Document extract:
Re: Help! Jobs stuck in pending state

2019-01-23 Thread Suresh Kumar Anaparti
Hi Alireza,

*sync_queue *table is the actual VM sync queue which holds a queue id for
each VM (*sync_objtype*: VmWorkJobQueue, *sync_objid*: ) and the VM
jobs would reside in *sync_queue_item* table against that queue id. Only
one running job is allowed per VM queue (*queue_size_limit*: 1 in
*sync_queue* table). The active/running job would have the *queue_proc_id*,
*queue_proc_number* and *queue_proc_time* set in the *sync_queue_item* table
and the rest jobs with that queue id would be waiting for active job to
complete. So, to delete pending jobs, records in the *sync_queue_item *table
has to be cleared for the respective VMs, not the *sync_queue *table.

I think, in your case, snapshots is taking long time and other jobs in that
VM are pending for long time as they are in queue waiting for snapshot job
to complete. What are the config values set for
"job.cancel.threshold.minutes", "job.expire.minutes" and
"volume.snapshot.job.cancel.threshold"? Are the jobs cancelled after the
threshold time?

Thanks,
Suresh

On Wed, Jan 23, 2019 at 7:14 PM Andrei Mikhailovsky
 wrote:

> Hi
>
> I've had this issue a few times in 2018 and managed to get it fixed pretty
> easily, although had spent a number of hours initially trying to figure out
> WTF is going on. This issue looks like one of those artefacts that creeped
> up in one of the versions released in 2018 and hasn't been addressed by the
> dev team.
>
> The way I fixed it was similar to what has been recommended earlier.
> However, the difference was that I am sure I've looked at more tables than
> just the two suggested. Basically, I've stopped the management server,
> created the sql backup, connected to the sql db and listed all tables.
> Grepped for the words like job/schedule/queue/sync. After that I've went
> through all the tables and pretty much removed all the past / active /
> awaiting execution jobs. I have started by looking at the vm related jobs
> (the vm that I've tried to start but wasn't able to). This has worked once,
> but the second time I had to remove a lot more jobs which relate to other
> vms. After that I've started the management server and all went well from
> there.

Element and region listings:
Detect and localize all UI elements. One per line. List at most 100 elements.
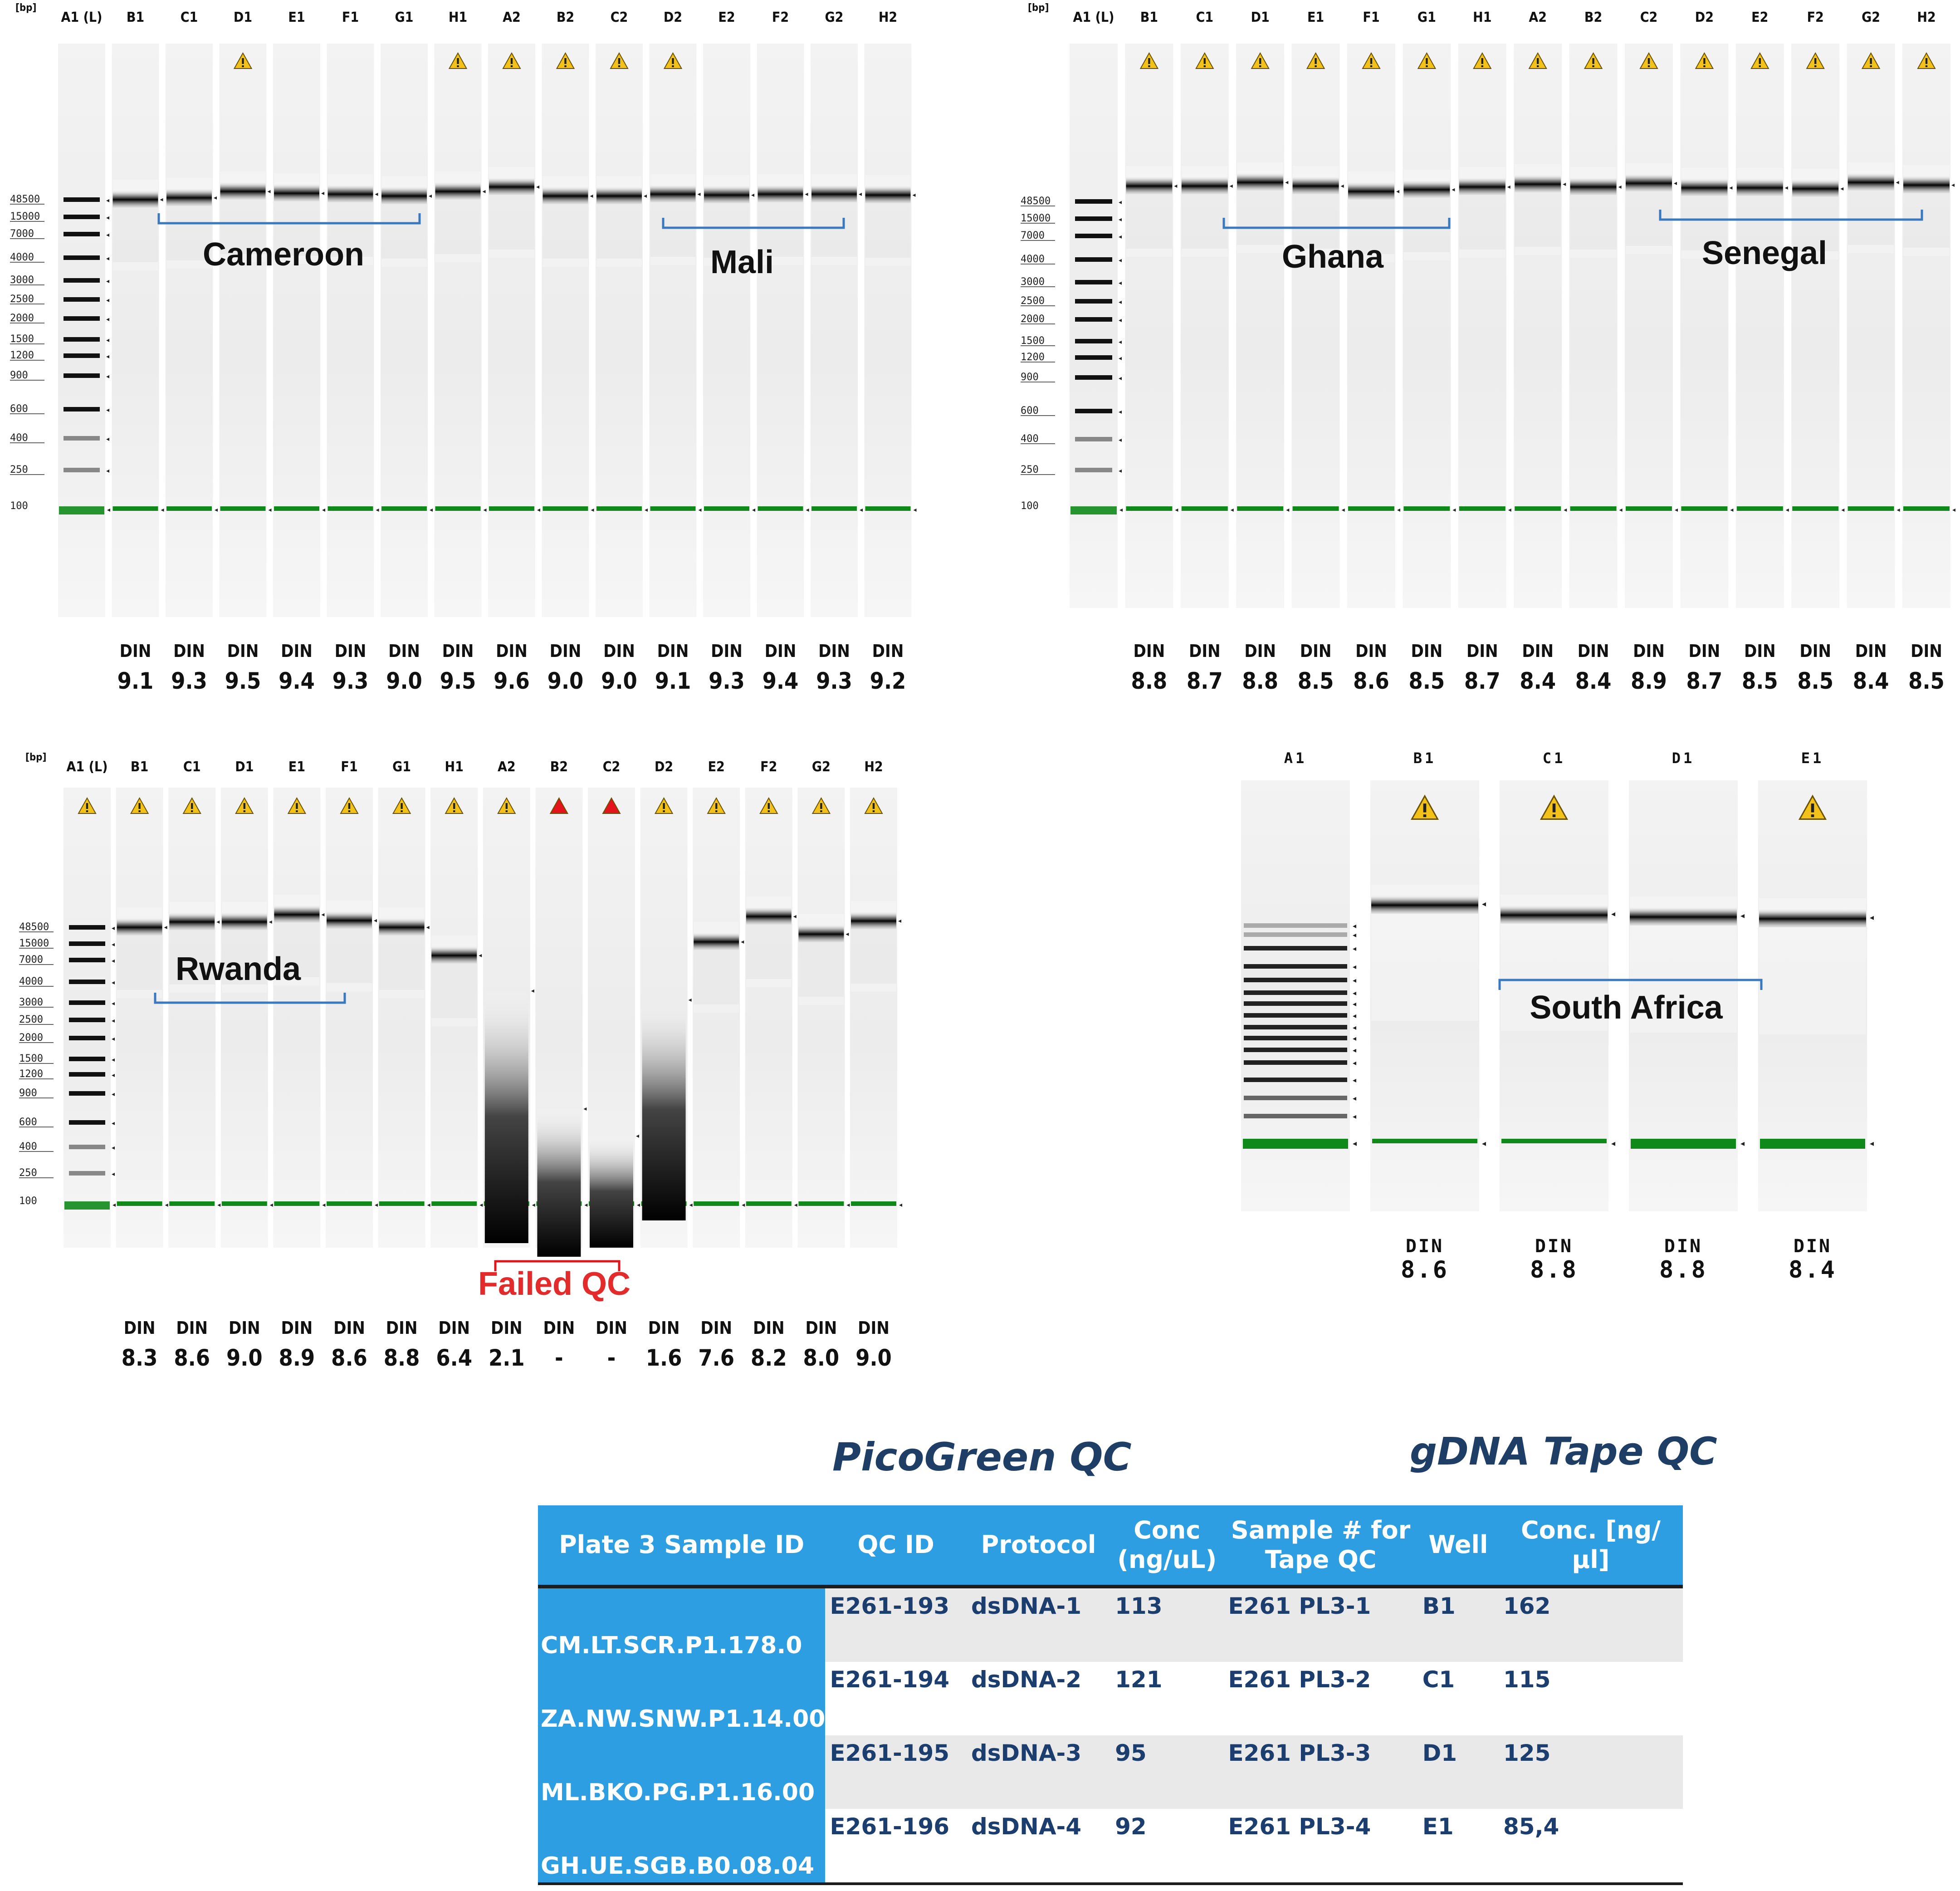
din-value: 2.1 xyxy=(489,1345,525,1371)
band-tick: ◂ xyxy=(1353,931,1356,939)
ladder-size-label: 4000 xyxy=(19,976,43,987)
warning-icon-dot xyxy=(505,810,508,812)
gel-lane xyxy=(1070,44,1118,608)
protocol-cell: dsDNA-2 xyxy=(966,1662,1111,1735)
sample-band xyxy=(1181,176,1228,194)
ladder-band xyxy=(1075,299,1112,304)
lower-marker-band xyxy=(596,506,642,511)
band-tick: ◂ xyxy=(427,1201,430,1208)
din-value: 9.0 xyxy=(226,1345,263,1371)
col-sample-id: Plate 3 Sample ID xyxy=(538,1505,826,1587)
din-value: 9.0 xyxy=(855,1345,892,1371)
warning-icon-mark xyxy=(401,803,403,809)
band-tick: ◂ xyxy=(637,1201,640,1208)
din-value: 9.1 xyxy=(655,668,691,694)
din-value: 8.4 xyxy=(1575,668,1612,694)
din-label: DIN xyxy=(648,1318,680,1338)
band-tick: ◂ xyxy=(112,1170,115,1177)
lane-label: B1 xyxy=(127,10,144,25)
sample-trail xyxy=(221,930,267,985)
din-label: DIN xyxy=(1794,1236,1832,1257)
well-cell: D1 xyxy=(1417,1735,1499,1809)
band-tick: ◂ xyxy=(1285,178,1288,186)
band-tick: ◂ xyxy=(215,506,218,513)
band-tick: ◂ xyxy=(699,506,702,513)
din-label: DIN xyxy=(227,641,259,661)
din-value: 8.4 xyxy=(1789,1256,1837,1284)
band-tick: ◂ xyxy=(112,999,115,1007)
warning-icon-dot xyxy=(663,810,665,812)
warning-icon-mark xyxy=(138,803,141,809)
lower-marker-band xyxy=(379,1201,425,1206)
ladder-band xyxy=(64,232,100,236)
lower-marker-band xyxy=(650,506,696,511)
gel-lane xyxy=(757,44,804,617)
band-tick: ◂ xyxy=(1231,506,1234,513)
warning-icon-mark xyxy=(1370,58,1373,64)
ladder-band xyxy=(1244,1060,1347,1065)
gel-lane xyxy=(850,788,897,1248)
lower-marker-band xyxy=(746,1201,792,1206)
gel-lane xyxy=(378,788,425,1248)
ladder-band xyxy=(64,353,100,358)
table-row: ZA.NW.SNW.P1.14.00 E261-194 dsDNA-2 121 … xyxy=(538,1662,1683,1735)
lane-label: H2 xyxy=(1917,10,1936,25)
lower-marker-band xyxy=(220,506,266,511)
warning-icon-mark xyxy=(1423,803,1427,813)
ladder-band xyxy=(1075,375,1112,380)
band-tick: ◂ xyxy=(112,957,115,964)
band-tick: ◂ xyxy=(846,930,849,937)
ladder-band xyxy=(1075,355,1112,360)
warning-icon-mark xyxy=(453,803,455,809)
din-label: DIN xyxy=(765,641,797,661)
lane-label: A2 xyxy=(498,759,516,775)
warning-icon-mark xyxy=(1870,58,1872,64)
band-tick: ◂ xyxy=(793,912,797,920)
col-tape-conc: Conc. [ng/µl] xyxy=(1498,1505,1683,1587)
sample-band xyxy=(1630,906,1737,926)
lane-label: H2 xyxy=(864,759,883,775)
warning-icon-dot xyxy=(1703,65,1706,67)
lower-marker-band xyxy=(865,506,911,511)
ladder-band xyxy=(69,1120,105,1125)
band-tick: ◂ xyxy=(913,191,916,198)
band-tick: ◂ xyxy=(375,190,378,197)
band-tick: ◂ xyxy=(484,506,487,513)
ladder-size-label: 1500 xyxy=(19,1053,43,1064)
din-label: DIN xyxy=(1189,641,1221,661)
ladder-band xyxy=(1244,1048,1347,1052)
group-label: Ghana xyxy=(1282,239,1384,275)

Objectives:
(a) Translate this sentence from the forum thread into French: "After that I've started the management server and all went well from there."
(b) Answer these questions using the forum thread:
(i) How many running jobs are allowed per VM queue?
(ii) In which table must records be cleared to delete pending jobs?
(iii) In the quoted message, what was stopped before the SQL backup was created?
(c) Output the passage of the forum thread from "On Wed, Jan" up to and including "been recommended earlier.".
The data were taken from a separate source.

Exercise solutions:
(a) Après cela, j'ai démarré le serveur de gestion et tout s'est bien passé à partir de là.

(b)
(i) One.
(ii) The sync_queue_item table.
(iii) The management server.

(c)
On Wed, Jan 23, 2019 at 7:14 PM Andrei Mikhailovsky
 wrote:

> Hi
>
> I've had this issue a few times in 2018 and managed to get it fixed pretty
> easily, although had spent a number of hours initially trying to figure out
> WTF is going on. This issue looks like one of those artefacts that creeped
> up in one of the versions released in 2018 and hasn't been addressed by the
> dev team.
>
> The way I fixed it was similar to what has been recommended earlier.